**Extracted data entries**

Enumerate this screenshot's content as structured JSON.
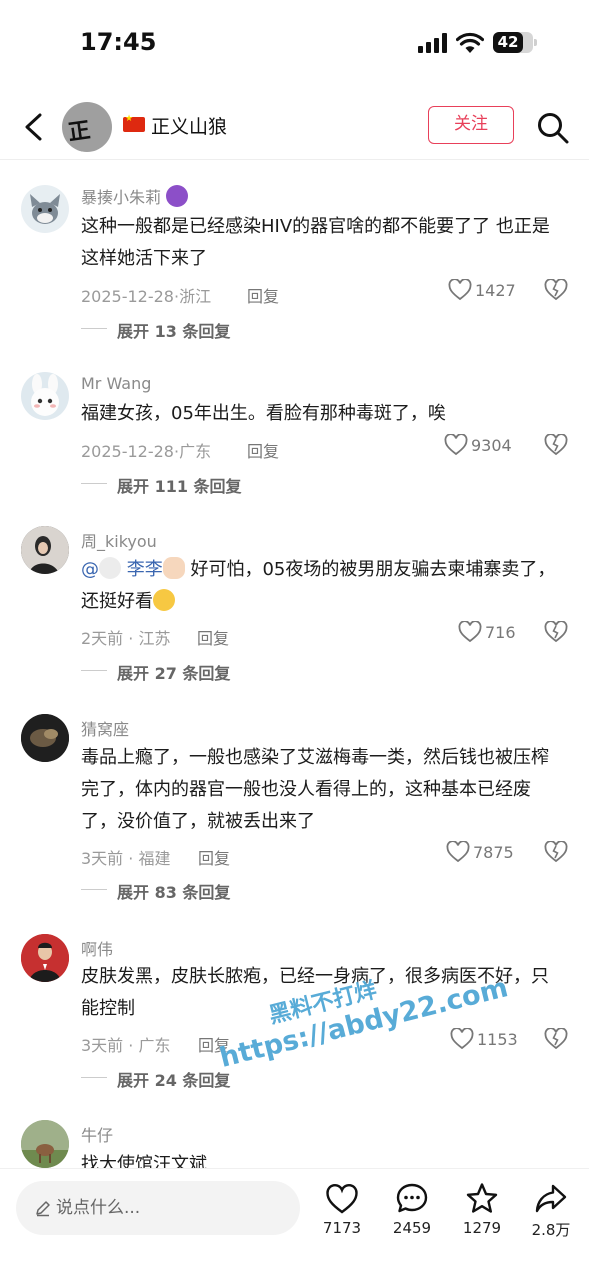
{
  "status_bar": {
    "time": "17:45",
    "battery": "42"
  },
  "header": {
    "title": "正义山狼",
    "follow_label": "关注"
  },
  "comments": [
    {
      "username": "暴揍小朱莉",
      "text": "这种一般都是已经感染HIV的器官啥的都不能要了了 也正是这样她活下来了",
      "date": "2025-12-28",
      "location": "浙江",
      "reply_label": "回复",
      "likes": "1427",
      "expand_label": "展开 13 条回复"
    },
    {
      "username": "Mr Wang",
      "text": "福建女孩，05年出生。看脸有那种毒斑了，唉",
      "date": "2025-12-28",
      "location": "广东",
      "reply_label": "回复",
      "likes": "9304",
      "expand_label": "展开 111 条回复"
    },
    {
      "username": "周_kikyou",
      "mention": "@",
      "mention_name": "李李",
      "text": " 好可怕，05夜场的被男朋友骗去柬埔寨卖了，还挺好看",
      "date": "2天前",
      "location": "江苏",
      "reply_label": "回复",
      "likes": "716",
      "expand_label": "展开 27 条回复"
    },
    {
      "username": "猜窝座",
      "text": "毒品上瘾了，一般也感染了艾滋梅毒一类，然后钱也被压榨完了，体内的器官一般也没人看得上的，这种基本已经废了，没价值了，就被丢出来了",
      "date": "3天前",
      "location": "福建",
      "reply_label": "回复",
      "likes": "7875",
      "expand_label": "展开 83 条回复"
    },
    {
      "username": "啊伟",
      "text": "皮肤发黑，皮肤长脓疱，已经一身病了，很多病医不好，只能控制",
      "date": "3天前",
      "location": "广东",
      "reply_label": "回复",
      "likes": "1153",
      "expand_label": "展开 24 条回复"
    },
    {
      "username": "牛仔",
      "text": "找大使馆汪文斌"
    }
  ],
  "watermark": {
    "line1": "黑料不打烊",
    "line2": "https://abdy22.com"
  },
  "bottom_bar": {
    "input_placeholder": "说点什么...",
    "likes": "7173",
    "comments": "2459",
    "favorites": "1279",
    "shares": "2.8万"
  },
  "icons": [
    "back-arrow-icon",
    "search-icon",
    "heart-icon",
    "dislike-heart-icon",
    "chevron-down-icon",
    "pencil-icon",
    "comment-bubble-icon",
    "star-icon",
    "share-arrow-icon"
  ],
  "colors": {
    "follow_accent": "#e8405a",
    "mention": "#3a66b0",
    "watermark": "#2e96cd"
  }
}
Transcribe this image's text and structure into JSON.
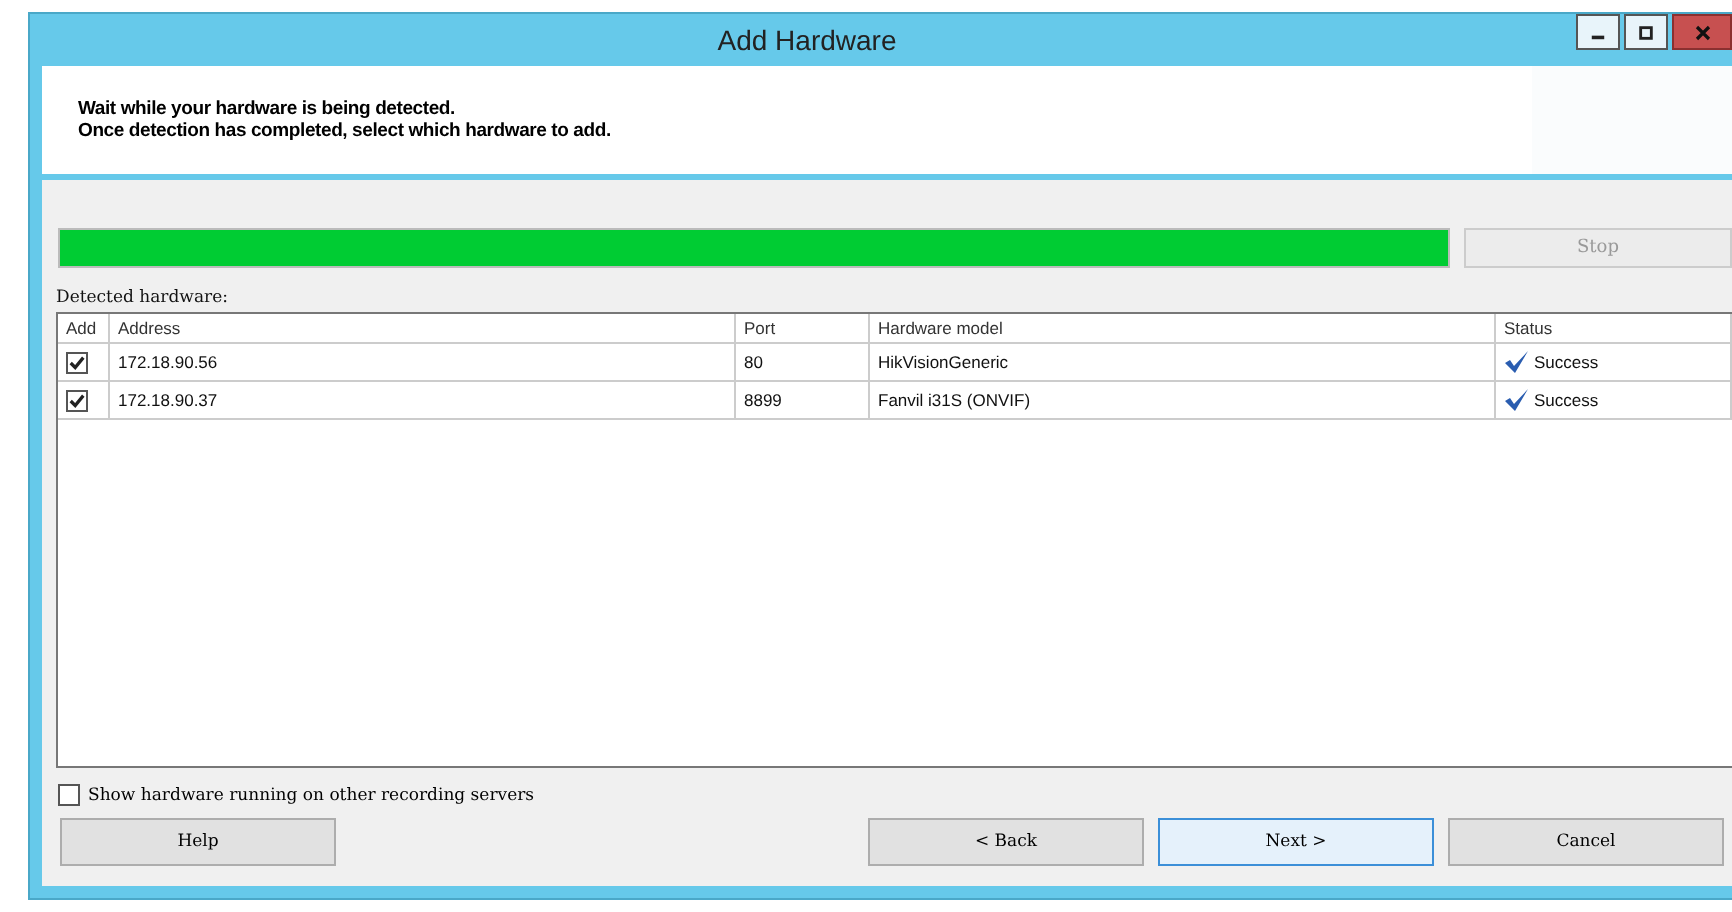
{
  "window": {
    "title": "Add Hardware"
  },
  "instructions": [
    "Wait while your hardware is being detected.",
    "Once detection has completed, select which hardware to add."
  ],
  "progress": {
    "level": 1
  },
  "stop_button": {
    "label": "Stop",
    "disabled": true
  },
  "table": {
    "caption": "Detected hardware:",
    "columns": [
      "Add",
      "Address",
      "Port",
      "Hardware model",
      "Status"
    ],
    "rows": [
      {
        "checked": true,
        "address": "172.18.90.56",
        "port": "80",
        "model": "HikVisionGeneric",
        "status": "Success"
      },
      {
        "checked": true,
        "address": "172.18.90.37",
        "port": "8899",
        "model": "Fanvil i31S (ONVIF)",
        "status": "Success"
      }
    ]
  },
  "show_other": {
    "label": "Show hardware running on other recording servers",
    "checked": false
  },
  "buttons": [
    {
      "label": "Help",
      "focused": false
    },
    {
      "label": "< Back",
      "focused": false
    },
    {
      "label": "Next >",
      "focused": true
    },
    {
      "label": "Cancel",
      "focused": false
    }
  ]
}
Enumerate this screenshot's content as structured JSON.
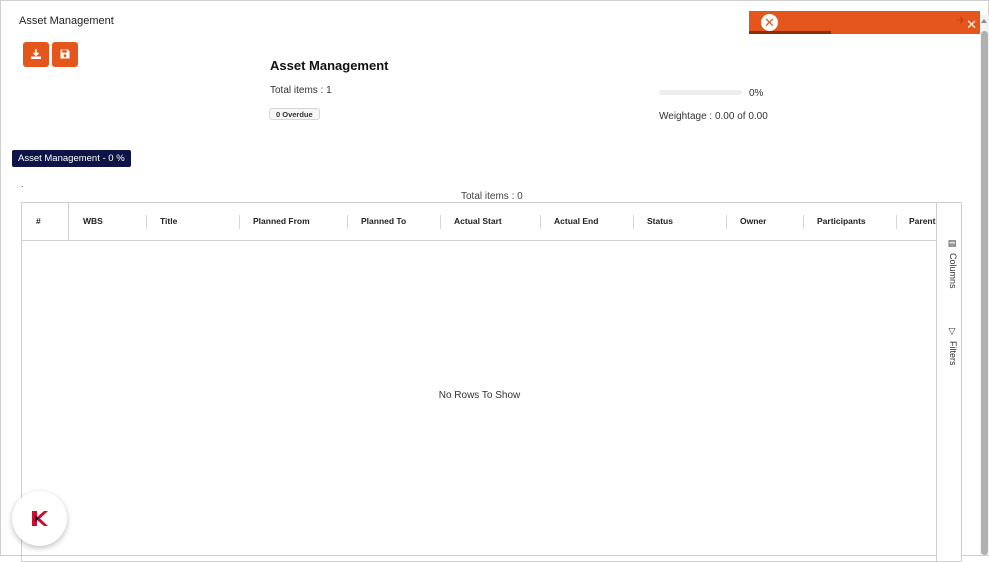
{
  "window": {
    "title": "Asset Management"
  },
  "toast": {
    "status_icon": "error-x-icon",
    "close_icon": "close-icon",
    "pin_icon": "pin-icon",
    "color": "#e4561b"
  },
  "toolbar": {
    "download_icon": "download-icon",
    "save_icon": "save-icon",
    "accent": "#e4561b"
  },
  "summary": {
    "title": "Asset Management",
    "total_items": "Total items : 1",
    "overdue": "0 Overdue",
    "progress_percent": 0,
    "progress_label": "0%",
    "weightage": "Weightage : 0.00 of 0.00"
  },
  "group": {
    "badge": "Asset Management - 0 %",
    "color": "#0e1445",
    "marker": "."
  },
  "grid": {
    "total_items": "Total items : 0",
    "columns": [
      "#",
      "WBS",
      "Title",
      "Planned From",
      "Planned To",
      "Actual Start",
      "Actual End",
      "Status",
      "Owner",
      "Participants",
      "Parent"
    ],
    "rows": [],
    "empty_text": "No Rows To Show",
    "side_tabs": [
      {
        "label": "Columns",
        "icon": "columns-icon"
      },
      {
        "label": "Filters",
        "icon": "filter-icon"
      }
    ]
  },
  "app_logo": {
    "icon": "app-logo-icon",
    "color": "#c8102e"
  }
}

**Problem**
Make an exact copy of the records above, with the pictures left out.

**Task output**
Enumerate this screenshot's content as structured JSON.
{
  "status_bar": {
    "time": "17:45",
    "battery": "42"
  },
  "header": {
    "title": "正义山狼",
    "follow_label": "关注"
  },
  "comments": [
    {
      "username": "暴揍小朱莉",
      "text": "这种一般都是已经感染HIV的器官啥的都不能要了了 也正是这样她活下来了",
      "date": "2025-12-28",
      "location": "浙江",
      "reply_label": "回复",
      "likes": "1427",
      "expand_label": "展开 13 条回复"
    },
    {
      "username": "Mr Wang",
      "text": "福建女孩，05年出生。看脸有那种毒斑了，唉",
      "date": "2025-12-28",
      "location": "广东",
      "reply_label": "回复",
      "likes": "9304",
      "expand_label": "展开 111 条回复"
    },
    {
      "username": "周_kikyou",
      "mention": "@",
      "mention_name": "李李",
      "text": " 好可怕，05夜场的被男朋友骗去柬埔寨卖了，还挺好看",
      "date": "2天前",
      "location": "江苏",
      "reply_label": "回复",
      "likes": "716",
      "expand_label": "展开 27 条回复"
    },
    {
      "username": "猜窝座",
      "text": "毒品上瘾了，一般也感染了艾滋梅毒一类，然后钱也被压榨完了，体内的器官一般也没人看得上的，这种基本已经废了，没价值了，就被丢出来了",
      "date": "3天前",
      "location": "福建",
      "reply_label": "回复",
      "likes": "7875",
      "expand_label": "展开 83 条回复"
    },
    {
      "username": "啊伟",
      "text": "皮肤发黑，皮肤长脓疱，已经一身病了，很多病医不好，只能控制",
      "date": "3天前",
      "location": "广东",
      "reply_label": "回复",
      "likes": "1153",
      "expand_label": "展开 24 条回复"
    },
    {
      "username": "牛仔",
      "text": "找大使馆汪文斌"
    }
  ],
  "watermark": {
    "line1": "黑料不打烊",
    "line2": "https://abdy22.com"
  },
  "bottom_bar": {
    "input_placeholder": "说点什么...",
    "likes": "7173",
    "comments": "2459",
    "favorites": "1279",
    "shares": "2.8万"
  },
  "icons": [
    "back-arrow-icon",
    "search-icon",
    "heart-icon",
    "dislike-heart-icon",
    "chevron-down-icon",
    "pencil-icon",
    "comment-bubble-icon",
    "star-icon",
    "share-arrow-icon"
  ],
  "colors": {
    "follow_accent": "#e8405a",
    "mention": "#3a66b0",
    "watermark": "#2e96cd"
  }
}
Transcribe this image's text and structure into JSON.
{
  "window": {
    "title": "Add Hardware"
  },
  "instructions": [
    "Wait while your hardware is being detected.",
    "Once detection has completed, select which hardware to add."
  ],
  "progress": {
    "level": 1
  },
  "stop_button": {
    "label": "Stop",
    "disabled": true
  },
  "table": {
    "caption": "Detected hardware:",
    "columns": [
      "Add",
      "Address",
      "Port",
      "Hardware model",
      "Status"
    ],
    "rows": [
      {
        "checked": true,
        "address": "172.18.90.56",
        "port": "80",
        "model": "HikVisionGeneric",
        "status": "Success"
      },
      {
        "checked": true,
        "address": "172.18.90.37",
        "port": "8899",
        "model": "Fanvil i31S (ONVIF)",
        "status": "Success"
      }
    ]
  },
  "show_other": {
    "label": "Show hardware running on other recording servers",
    "checked": false
  },
  "buttons": [
    {
      "label": "Help",
      "focused": false
    },
    {
      "label": "< Back",
      "focused": false
    },
    {
      "label": "Next >",
      "focused": true
    },
    {
      "label": "Cancel",
      "focused": false
    }
  ]
}
Enumerate this screenshot's content as structured JSON.
{
  "window": {
    "title": "Asset Management"
  },
  "toast": {
    "status_icon": "error-x-icon",
    "close_icon": "close-icon",
    "pin_icon": "pin-icon",
    "color": "#e4561b"
  },
  "toolbar": {
    "download_icon": "download-icon",
    "save_icon": "save-icon",
    "accent": "#e4561b"
  },
  "summary": {
    "title": "Asset Management",
    "total_items": "Total items : 1",
    "overdue": "0 Overdue",
    "progress_percent": 0,
    "progress_label": "0%",
    "weightage": "Weightage : 0.00 of 0.00"
  },
  "group": {
    "badge": "Asset Management - 0 %",
    "color": "#0e1445",
    "marker": "."
  },
  "grid": {
    "total_items": "Total items : 0",
    "columns": [
      "#",
      "WBS",
      "Title",
      "Planned From",
      "Planned To",
      "Actual Start",
      "Actual End",
      "Status",
      "Owner",
      "Participants",
      "Parent"
    ],
    "rows": [],
    "empty_text": "No Rows To Show",
    "side_tabs": [
      {
        "label": "Columns",
        "icon": "columns-icon"
      },
      {
        "label": "Filters",
        "icon": "filter-icon"
      }
    ]
  },
  "app_logo": {
    "icon": "app-logo-icon",
    "color": "#c8102e"
  }
}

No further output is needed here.